Exercise description
Pull out each line of the records holding the string "helping".

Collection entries
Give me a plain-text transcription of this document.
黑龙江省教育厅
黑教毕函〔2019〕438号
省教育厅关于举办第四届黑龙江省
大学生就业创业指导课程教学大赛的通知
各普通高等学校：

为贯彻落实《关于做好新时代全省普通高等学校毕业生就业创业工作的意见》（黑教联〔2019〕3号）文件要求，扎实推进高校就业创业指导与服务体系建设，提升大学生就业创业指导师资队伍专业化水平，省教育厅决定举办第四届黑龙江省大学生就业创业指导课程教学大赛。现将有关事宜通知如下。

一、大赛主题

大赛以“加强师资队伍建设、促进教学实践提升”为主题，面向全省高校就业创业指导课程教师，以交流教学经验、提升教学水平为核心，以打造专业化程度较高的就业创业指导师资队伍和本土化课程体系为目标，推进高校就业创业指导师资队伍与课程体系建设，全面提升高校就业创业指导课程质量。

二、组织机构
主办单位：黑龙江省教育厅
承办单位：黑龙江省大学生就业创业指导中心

--

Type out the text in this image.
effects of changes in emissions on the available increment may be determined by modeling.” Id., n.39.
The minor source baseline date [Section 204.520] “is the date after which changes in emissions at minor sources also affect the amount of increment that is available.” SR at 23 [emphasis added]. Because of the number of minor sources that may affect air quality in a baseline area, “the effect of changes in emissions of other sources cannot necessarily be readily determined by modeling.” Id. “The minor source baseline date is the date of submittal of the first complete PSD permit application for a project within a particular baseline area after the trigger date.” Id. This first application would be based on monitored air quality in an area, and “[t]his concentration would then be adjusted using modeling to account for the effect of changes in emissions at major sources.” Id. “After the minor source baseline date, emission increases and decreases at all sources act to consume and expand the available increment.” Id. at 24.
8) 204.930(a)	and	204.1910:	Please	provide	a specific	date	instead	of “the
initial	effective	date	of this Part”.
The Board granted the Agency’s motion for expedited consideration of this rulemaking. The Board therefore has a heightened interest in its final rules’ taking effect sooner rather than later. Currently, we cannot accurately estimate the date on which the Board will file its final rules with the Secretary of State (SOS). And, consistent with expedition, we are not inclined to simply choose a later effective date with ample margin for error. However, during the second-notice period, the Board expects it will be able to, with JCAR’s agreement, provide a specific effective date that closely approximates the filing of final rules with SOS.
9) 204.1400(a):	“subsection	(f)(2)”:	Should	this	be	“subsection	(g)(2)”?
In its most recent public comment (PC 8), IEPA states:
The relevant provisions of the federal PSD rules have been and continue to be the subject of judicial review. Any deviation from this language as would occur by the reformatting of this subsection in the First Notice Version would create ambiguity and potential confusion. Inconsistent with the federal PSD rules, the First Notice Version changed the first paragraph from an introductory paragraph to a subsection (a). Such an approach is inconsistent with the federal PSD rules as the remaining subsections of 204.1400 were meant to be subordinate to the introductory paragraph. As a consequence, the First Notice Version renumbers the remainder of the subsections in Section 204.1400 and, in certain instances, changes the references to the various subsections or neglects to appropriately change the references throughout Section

...

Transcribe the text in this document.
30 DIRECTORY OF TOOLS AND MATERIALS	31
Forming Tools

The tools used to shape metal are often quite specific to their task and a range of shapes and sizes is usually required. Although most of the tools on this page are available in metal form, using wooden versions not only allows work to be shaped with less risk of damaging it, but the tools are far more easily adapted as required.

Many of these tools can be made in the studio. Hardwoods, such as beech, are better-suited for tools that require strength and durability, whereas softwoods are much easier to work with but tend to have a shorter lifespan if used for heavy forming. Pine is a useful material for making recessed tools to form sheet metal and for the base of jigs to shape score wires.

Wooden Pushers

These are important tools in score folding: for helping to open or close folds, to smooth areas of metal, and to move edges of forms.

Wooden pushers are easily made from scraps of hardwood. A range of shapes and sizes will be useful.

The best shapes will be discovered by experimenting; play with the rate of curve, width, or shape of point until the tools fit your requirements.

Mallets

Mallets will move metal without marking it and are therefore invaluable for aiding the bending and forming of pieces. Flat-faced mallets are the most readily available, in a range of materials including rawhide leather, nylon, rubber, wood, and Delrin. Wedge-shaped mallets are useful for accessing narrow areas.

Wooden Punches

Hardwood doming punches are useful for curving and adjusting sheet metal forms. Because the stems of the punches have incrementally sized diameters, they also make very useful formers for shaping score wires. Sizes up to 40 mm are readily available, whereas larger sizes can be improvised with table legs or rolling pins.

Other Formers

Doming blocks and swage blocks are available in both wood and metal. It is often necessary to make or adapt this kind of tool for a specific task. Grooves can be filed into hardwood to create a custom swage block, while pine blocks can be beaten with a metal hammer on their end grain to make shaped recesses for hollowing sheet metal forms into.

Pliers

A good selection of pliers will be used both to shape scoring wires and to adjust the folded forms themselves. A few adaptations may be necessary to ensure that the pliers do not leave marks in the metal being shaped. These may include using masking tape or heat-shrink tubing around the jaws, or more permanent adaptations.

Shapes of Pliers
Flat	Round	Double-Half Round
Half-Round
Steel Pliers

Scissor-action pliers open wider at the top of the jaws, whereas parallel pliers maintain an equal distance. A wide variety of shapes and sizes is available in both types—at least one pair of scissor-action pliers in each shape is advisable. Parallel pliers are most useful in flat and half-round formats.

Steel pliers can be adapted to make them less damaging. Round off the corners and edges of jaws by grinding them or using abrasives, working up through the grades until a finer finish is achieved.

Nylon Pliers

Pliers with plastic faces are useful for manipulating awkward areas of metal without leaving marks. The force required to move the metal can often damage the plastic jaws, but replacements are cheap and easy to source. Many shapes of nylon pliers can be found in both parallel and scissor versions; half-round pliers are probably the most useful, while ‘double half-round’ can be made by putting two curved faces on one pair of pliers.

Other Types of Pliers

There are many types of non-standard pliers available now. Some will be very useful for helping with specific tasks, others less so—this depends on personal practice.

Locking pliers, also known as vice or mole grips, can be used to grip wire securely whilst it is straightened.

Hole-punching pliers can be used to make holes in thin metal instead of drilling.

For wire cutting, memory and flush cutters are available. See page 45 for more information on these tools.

Solution to this task
These are important tools in score folding: for helping to open or close folds, to smooth areas of metal, and to move edges of forms.
There are many types of non-standard pliers available now. Some will be very useful for helping with specific tasks, others less so—this depends on personal practice.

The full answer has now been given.